* Start AVAILABLE DATA *

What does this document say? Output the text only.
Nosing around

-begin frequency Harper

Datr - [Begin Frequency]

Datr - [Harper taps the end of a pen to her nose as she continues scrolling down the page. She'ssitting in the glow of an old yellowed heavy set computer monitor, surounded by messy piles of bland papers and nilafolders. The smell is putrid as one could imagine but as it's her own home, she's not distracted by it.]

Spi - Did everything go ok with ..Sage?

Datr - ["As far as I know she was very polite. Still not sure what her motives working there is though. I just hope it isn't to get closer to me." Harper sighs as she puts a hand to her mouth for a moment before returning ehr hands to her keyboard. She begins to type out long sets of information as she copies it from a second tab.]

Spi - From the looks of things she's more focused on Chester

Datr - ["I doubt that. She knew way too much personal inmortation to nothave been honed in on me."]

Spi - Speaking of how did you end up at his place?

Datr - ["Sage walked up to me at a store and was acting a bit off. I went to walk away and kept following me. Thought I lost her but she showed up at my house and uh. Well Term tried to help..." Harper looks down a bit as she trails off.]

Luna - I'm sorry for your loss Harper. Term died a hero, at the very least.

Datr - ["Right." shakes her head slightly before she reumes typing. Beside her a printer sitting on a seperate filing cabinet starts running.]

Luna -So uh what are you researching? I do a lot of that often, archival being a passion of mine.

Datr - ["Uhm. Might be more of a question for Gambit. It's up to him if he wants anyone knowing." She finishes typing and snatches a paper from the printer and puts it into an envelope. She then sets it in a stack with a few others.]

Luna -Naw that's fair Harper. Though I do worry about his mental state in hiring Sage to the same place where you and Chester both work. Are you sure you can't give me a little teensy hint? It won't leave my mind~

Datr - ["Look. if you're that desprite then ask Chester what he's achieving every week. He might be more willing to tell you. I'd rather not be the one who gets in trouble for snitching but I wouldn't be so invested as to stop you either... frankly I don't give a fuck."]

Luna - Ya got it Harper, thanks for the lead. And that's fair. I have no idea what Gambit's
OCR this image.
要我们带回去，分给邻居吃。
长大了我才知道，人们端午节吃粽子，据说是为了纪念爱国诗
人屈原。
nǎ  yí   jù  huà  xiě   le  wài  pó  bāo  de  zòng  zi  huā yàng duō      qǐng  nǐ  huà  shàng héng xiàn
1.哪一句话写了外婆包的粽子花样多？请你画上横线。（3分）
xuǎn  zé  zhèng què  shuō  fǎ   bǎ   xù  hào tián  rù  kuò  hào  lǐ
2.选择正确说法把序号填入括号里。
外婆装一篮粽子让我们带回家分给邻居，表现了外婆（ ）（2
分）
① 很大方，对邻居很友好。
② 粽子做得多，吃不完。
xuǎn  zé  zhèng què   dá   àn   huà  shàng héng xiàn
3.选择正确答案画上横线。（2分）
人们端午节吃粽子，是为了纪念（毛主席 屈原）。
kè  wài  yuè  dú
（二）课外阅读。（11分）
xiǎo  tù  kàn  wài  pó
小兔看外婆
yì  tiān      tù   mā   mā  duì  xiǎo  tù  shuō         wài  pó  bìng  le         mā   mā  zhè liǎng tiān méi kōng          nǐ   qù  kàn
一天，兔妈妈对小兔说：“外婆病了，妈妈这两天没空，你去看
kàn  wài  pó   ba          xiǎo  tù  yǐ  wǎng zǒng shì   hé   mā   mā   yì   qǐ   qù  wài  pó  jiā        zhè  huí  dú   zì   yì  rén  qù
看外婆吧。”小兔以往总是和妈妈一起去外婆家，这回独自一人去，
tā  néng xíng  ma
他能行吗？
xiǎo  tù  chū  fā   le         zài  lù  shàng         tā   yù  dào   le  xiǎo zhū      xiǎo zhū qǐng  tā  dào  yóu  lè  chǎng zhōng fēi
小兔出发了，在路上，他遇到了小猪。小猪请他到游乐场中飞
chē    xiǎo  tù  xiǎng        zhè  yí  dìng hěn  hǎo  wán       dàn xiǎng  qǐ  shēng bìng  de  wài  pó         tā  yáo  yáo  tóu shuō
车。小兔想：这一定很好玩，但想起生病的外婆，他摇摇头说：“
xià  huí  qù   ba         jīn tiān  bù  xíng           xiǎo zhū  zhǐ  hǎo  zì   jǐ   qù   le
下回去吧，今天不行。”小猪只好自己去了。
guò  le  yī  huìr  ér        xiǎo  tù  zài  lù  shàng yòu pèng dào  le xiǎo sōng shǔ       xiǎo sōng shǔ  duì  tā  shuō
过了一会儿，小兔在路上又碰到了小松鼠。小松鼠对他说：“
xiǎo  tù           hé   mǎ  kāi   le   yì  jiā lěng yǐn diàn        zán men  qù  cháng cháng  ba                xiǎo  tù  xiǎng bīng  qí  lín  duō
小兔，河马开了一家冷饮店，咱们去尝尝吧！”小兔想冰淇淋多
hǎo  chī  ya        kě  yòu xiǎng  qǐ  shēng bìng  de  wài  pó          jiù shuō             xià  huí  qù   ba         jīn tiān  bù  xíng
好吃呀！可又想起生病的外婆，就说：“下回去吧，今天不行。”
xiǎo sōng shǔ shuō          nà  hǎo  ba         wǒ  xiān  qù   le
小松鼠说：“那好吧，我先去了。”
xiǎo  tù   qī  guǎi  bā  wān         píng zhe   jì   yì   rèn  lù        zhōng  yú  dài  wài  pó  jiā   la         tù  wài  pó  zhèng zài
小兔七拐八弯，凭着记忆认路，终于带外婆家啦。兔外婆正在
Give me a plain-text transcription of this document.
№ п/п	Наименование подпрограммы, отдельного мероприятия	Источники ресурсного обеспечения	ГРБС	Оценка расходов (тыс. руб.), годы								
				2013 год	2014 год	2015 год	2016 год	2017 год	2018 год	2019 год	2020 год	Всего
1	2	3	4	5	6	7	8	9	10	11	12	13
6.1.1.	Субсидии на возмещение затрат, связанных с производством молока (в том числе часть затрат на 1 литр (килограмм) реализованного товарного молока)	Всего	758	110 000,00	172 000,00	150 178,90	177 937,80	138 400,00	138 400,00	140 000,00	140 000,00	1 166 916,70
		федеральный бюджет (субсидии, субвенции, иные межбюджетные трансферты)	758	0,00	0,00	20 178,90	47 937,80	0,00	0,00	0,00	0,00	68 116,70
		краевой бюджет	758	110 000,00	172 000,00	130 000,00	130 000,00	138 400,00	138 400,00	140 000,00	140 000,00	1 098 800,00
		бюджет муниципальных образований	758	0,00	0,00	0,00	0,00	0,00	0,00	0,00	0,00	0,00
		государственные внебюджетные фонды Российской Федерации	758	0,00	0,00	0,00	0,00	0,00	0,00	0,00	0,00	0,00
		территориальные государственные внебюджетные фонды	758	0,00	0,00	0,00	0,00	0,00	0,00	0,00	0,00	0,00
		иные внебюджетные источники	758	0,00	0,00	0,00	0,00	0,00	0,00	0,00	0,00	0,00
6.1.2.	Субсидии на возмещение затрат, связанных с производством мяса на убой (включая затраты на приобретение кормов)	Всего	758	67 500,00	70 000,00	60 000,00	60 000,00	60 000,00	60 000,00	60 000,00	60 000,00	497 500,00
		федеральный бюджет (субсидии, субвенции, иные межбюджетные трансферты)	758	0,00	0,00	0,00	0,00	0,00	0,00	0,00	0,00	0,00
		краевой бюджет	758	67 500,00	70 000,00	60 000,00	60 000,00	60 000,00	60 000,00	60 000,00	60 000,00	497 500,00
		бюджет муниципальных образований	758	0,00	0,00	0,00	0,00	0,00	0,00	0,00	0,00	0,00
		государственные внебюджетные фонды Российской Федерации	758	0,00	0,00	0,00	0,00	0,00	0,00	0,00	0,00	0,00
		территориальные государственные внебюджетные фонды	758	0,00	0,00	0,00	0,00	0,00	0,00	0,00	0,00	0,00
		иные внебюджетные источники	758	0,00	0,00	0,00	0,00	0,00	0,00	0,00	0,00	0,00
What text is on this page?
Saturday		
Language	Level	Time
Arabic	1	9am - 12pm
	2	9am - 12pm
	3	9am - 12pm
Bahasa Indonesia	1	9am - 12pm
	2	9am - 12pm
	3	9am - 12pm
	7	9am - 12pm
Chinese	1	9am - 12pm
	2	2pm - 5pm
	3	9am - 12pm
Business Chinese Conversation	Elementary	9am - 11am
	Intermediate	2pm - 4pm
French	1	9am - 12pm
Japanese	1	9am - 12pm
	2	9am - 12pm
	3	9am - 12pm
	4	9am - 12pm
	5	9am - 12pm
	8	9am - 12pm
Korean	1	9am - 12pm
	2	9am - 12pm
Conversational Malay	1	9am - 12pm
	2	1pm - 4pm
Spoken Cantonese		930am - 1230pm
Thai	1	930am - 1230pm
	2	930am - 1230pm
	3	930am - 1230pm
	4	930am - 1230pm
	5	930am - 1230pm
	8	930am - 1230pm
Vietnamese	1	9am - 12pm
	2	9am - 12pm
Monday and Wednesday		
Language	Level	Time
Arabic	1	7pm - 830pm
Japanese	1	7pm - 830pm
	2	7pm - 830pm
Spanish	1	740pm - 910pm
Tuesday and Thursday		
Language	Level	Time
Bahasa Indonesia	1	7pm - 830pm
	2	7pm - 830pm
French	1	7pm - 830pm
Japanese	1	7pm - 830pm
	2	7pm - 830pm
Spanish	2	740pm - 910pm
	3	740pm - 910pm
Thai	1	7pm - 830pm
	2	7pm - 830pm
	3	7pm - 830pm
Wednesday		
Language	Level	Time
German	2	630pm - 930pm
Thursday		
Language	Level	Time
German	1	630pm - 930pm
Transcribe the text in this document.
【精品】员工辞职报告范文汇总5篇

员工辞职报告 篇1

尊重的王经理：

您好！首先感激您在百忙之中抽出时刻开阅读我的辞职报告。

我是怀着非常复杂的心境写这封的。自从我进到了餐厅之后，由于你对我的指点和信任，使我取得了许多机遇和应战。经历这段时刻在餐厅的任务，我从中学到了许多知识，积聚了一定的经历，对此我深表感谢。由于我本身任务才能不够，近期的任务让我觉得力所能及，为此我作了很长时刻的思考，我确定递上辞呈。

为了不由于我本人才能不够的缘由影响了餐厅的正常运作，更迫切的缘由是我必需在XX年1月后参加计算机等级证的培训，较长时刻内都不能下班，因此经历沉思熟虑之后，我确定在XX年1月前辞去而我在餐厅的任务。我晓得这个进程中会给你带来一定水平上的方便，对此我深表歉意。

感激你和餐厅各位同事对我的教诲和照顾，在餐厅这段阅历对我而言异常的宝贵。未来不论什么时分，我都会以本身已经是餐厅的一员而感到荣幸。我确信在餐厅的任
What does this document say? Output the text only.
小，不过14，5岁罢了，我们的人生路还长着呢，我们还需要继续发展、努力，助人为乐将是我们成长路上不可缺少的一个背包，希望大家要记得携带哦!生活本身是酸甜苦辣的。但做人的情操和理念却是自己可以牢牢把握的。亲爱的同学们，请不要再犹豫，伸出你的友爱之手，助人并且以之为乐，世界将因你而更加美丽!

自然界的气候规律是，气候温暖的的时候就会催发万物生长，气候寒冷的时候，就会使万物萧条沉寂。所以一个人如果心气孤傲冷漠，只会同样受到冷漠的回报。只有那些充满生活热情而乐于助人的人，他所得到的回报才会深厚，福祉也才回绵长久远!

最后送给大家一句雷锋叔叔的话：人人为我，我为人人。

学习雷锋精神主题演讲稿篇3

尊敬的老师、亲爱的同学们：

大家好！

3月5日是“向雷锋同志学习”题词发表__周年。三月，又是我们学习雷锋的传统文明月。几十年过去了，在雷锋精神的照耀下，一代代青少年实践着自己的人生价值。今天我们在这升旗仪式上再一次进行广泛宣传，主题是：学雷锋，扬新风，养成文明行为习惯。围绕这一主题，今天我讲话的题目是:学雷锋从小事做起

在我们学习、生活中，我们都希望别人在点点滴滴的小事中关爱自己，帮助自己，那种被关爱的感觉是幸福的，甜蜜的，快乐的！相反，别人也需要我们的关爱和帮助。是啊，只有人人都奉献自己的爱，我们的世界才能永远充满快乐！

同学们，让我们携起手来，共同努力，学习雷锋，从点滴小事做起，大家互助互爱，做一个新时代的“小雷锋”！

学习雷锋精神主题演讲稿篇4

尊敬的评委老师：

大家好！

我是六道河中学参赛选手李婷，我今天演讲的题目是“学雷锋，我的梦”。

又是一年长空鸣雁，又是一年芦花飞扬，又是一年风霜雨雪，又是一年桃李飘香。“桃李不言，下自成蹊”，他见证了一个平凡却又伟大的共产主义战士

* End AVAILABLE DATA *

**PROBLEM TO SOLVE**
How many lines of the listing above include the word "Bahasa"? State the number and nothing else.

**PROBLEM SOLUTION**
2